* Data listing:
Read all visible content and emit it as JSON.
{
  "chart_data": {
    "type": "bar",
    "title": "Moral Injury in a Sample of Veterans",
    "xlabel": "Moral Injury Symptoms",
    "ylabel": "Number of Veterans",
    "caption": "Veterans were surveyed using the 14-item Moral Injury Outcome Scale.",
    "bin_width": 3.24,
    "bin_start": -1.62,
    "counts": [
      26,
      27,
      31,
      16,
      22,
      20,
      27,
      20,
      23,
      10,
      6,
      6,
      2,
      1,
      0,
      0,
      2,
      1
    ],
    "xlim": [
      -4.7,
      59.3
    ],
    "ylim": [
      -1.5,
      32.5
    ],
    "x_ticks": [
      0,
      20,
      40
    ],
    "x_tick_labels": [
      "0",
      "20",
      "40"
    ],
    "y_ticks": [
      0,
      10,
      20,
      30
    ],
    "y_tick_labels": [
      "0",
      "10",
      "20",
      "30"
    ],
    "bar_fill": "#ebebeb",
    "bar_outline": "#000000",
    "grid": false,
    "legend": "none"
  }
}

* SHORT PROBLEM:
Print out the whole listing exactly as it appears.

* WORKED ANSWER:
Read all visible content and emit it as JSON.
{
  "chart_data": {
    "type": "bar",
    "title": "Moral Injury in a Sample of Veterans",
    "xlabel": "Moral Injury Symptoms",
    "ylabel": "Number of Veterans",
    "caption": "Veterans were surveyed using the 14-item Moral Injury Outcome Scale.",
    "bin_width": 3.24,
    "bin_start": -1.62,
    "counts": [
      26,
      27,
      31,
      16,
      22,
      20,
      27,
      20,
      23,
      10,
      6,
      6,
      2,
      1,
      0,
      0,
      2,
      1
    ],
    "xlim": [
      -4.7,
      59.3
    ],
    "ylim": [
      -1.5,
      32.5
    ],
    "x_ticks": [
      0,
      20,
      40
    ],
    "x_tick_labels": [
      "0",
      "20",
      "40"
    ],
    "y_ticks": [
      0,
      10,
      20,
      30
    ],
    "y_tick_labels": [
      "0",
      "10",
      "20",
      "30"
    ],
    "bar_fill": "#ebebeb",
    "bar_outline": "#000000",
    "grid": false,
    "legend": "none"
  }
}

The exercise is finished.